What is needed>
All records should be reproduced verbatim.

┌─ Provided records

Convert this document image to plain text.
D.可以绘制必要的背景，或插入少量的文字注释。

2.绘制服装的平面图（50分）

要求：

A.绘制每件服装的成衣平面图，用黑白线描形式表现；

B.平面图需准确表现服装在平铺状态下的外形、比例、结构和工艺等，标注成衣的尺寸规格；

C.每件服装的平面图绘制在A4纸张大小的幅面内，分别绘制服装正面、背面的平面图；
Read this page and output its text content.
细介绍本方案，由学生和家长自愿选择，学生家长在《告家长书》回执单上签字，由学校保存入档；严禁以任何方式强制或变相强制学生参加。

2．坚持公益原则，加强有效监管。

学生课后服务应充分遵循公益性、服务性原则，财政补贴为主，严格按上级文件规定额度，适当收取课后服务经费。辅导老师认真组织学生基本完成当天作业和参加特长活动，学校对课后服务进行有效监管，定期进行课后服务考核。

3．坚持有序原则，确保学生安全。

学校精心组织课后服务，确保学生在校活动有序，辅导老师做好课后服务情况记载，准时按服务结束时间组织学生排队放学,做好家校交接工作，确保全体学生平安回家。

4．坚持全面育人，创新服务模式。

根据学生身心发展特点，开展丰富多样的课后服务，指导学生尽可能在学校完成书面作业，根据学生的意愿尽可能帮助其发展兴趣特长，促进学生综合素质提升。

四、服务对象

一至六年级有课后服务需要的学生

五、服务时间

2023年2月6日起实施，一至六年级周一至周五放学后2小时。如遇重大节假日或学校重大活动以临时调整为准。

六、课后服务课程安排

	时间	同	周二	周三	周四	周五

└─

Problem solution>
Convert this document image to plain text.
D.可以绘制必要的背景，或插入少量的文字注释。

2.绘制服装的平面图（50分）

要求：

A.绘制每件服装的成衣平面图，用黑白线描形式表现；

B.平面图需准确表现服装在平铺状态下的外形、比例、结构和工艺等，标注成衣的尺寸规格；

C.每件服装的平面图绘制在A4纸张大小的幅面内，分别绘制服装正面、背面的平面图；
Read this page and output its text content.
细介绍本方案，由学生和家长自愿选择，学生家长在《告家长书》回执单上签字，由学校保存入档；严禁以任何方式强制或变相强制学生参加。

2．坚持公益原则，加强有效监管。

学生课后服务应充分遵循公益性、服务性原则，财政补贴为主，严格按上级文件规定额度，适当收取课后服务经费。辅导老师认真组织学生基本完成当天作业和参加特长活动，学校对课后服务进行有效监管，定期进行课后服务考核。

3．坚持有序原则，确保学生安全。

学校精心组织课后服务，确保学生在校活动有序，辅导老师做好课后服务情况记载，准时按服务结束时间组织学生排队放学,做好家校交接工作，确保全体学生平安回家。

4．坚持全面育人，创新服务模式。

根据学生身心发展特点，开展丰富多样的课后服务，指导学生尽可能在学校完成书面作业，根据学生的意愿尽可能帮助其发展兴趣特长，促进学生综合素质提升。

四、服务对象

一至六年级有课后服务需要的学生

五、服务时间

2023年2月6日起实施，一至六年级周一至周五放学后2小时。如遇重大节假日或学校重大活动以临时调整为准。

六、课后服务课程安排

	时间	同	周二	周三	周四	周五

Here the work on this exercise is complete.